• [What is being asked]: Write out each line of the material again, word for word.

Data entries
--

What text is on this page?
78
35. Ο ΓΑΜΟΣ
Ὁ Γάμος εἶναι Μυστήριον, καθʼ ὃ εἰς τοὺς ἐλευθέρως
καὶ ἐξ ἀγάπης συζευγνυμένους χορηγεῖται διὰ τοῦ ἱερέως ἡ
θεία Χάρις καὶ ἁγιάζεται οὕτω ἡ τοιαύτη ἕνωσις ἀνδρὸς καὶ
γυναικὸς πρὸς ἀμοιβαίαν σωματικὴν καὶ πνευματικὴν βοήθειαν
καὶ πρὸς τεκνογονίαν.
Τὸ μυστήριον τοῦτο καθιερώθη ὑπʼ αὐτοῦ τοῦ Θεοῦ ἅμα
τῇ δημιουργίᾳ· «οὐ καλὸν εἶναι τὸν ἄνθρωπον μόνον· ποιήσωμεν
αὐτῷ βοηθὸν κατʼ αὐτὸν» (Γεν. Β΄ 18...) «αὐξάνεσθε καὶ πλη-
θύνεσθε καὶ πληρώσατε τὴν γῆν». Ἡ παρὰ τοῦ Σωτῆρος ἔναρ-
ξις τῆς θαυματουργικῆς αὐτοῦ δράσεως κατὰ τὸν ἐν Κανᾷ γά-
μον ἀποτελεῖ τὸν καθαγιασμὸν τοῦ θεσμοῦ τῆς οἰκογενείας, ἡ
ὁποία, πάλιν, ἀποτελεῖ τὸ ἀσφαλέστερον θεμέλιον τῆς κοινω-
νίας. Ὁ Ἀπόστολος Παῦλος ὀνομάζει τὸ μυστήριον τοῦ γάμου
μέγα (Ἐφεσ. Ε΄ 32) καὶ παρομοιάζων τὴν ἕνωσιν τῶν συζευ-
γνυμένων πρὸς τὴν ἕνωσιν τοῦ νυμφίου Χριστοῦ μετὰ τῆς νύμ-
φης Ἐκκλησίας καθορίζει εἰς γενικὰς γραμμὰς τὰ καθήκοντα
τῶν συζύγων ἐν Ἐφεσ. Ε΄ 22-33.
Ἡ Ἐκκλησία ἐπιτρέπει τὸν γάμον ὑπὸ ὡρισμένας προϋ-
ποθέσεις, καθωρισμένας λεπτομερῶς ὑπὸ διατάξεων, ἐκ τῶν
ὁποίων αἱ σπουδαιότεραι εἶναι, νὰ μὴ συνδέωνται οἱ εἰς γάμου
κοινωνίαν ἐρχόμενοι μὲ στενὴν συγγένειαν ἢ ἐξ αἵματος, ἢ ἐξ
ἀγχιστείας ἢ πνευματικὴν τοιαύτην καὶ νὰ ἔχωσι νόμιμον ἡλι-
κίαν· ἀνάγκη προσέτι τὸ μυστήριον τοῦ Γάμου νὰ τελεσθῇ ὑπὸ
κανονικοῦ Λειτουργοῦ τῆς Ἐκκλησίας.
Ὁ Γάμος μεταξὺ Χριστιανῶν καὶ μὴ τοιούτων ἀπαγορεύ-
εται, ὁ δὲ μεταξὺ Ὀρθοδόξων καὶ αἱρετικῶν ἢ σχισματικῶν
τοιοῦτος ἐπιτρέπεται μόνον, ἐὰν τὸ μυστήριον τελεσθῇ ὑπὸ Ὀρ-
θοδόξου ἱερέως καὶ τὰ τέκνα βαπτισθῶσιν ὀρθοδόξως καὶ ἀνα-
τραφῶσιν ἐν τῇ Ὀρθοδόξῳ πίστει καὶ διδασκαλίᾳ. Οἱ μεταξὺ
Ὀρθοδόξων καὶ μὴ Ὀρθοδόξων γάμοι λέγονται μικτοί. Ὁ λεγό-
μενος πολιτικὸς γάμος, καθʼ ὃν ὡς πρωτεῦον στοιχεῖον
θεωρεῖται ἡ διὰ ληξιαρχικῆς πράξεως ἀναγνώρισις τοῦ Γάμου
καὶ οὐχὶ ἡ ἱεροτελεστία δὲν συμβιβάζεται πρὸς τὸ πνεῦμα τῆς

--

• [Answer for the task]:
What text is on this page?
78
35. Ο ΓΑΜΟΣ
Ὁ Γάμος εἶναι Μυστήριον, καθʼ ὃ εἰς τοὺς ἐλευθέρως
καὶ ἐξ ἀγάπης συζευγνυμένους χορηγεῖται διὰ τοῦ ἱερέως ἡ
θεία Χάρις καὶ ἁγιάζεται οὕτω ἡ τοιαύτη ἕνωσις ἀνδρὸς καὶ
γυναικὸς πρὸς ἀμοιβαίαν σωματικὴν καὶ πνευματικὴν βοήθειαν
καὶ πρὸς τεκνογονίαν.
Τὸ μυστήριον τοῦτο καθιερώθη ὑπʼ αὐτοῦ τοῦ Θεοῦ ἅμα
τῇ δημιουργίᾳ· «οὐ καλὸν εἶναι τὸν ἄνθρωπον μόνον· ποιήσωμεν
αὐτῷ βοηθὸν κατʼ αὐτὸν» (Γεν. Β΄ 18...) «αὐξάνεσθε καὶ πλη-
θύνεσθε καὶ πληρώσατε τὴν γῆν». Ἡ παρὰ τοῦ Σωτῆρος ἔναρ-
ξις τῆς θαυματουργικῆς αὐτοῦ δράσεως κατὰ τὸν ἐν Κανᾷ γά-
μον ἀποτελεῖ τὸν καθαγιασμὸν τοῦ θεσμοῦ τῆς οἰκογενείας, ἡ
ὁποία, πάλιν, ἀποτελεῖ τὸ ἀσφαλέστερον θεμέλιον τῆς κοινω-
νίας. Ὁ Ἀπόστολος Παῦλος ὀνομάζει τὸ μυστήριον τοῦ γάμου
μέγα (Ἐφεσ. Ε΄ 32) καὶ παρομοιάζων τὴν ἕνωσιν τῶν συζευ-
γνυμένων πρὸς τὴν ἕνωσιν τοῦ νυμφίου Χριστοῦ μετὰ τῆς νύμ-
φης Ἐκκλησίας καθορίζει εἰς γενικὰς γραμμὰς τὰ καθήκοντα
τῶν συζύγων ἐν Ἐφεσ. Ε΄ 22-33.
Ἡ Ἐκκλησία ἐπιτρέπει τὸν γάμον ὑπὸ ὡρισμένας προϋ-
ποθέσεις, καθωρισμένας λεπτομερῶς ὑπὸ διατάξεων, ἐκ τῶν
ὁποίων αἱ σπουδαιότεραι εἶναι, νὰ μὴ συνδέωνται οἱ εἰς γάμου
κοινωνίαν ἐρχόμενοι μὲ στενὴν συγγένειαν ἢ ἐξ αἵματος, ἢ ἐξ
ἀγχιστείας ἢ πνευματικὴν τοιαύτην καὶ νὰ ἔχωσι νόμιμον ἡλι-
κίαν· ἀνάγκη προσέτι τὸ μυστήριον τοῦ Γάμου νὰ τελεσθῇ ὑπὸ
κανονικοῦ Λειτουργοῦ τῆς Ἐκκλησίας.
Ὁ Γάμος μεταξὺ Χριστιανῶν καὶ μὴ τοιούτων ἀπαγορεύ-
εται, ὁ δὲ μεταξὺ Ὀρθοδόξων καὶ αἱρετικῶν ἢ σχισματικῶν
τοιοῦτος ἐπιτρέπεται μόνον, ἐὰν τὸ μυστήριον τελεσθῇ ὑπὸ Ὀρ-
θοδόξου ἱερέως καὶ τὰ τέκνα βαπτισθῶσιν ὀρθοδόξως καὶ ἀνα-
τραφῶσιν ἐν τῇ Ὀρθοδόξῳ πίστει καὶ διδασκαλίᾳ. Οἱ μεταξὺ
Ὀρθοδόξων καὶ μὴ Ὀρθοδόξων γάμοι λέγονται μικτοί. Ὁ λεγό-
μενος πολιτικὸς γάμος, καθʼ ὃν ὡς πρωτεῦον στοιχεῖον
θεωρεῖται ἡ διὰ ληξιαρχικῆς πράξεως ἀναγνώρισις τοῦ Γάμου
καὶ οὐχὶ ἡ ἱεροτελεστία δὲν συμβιβάζεται πρὸς τὸ πνεῦμα τῆς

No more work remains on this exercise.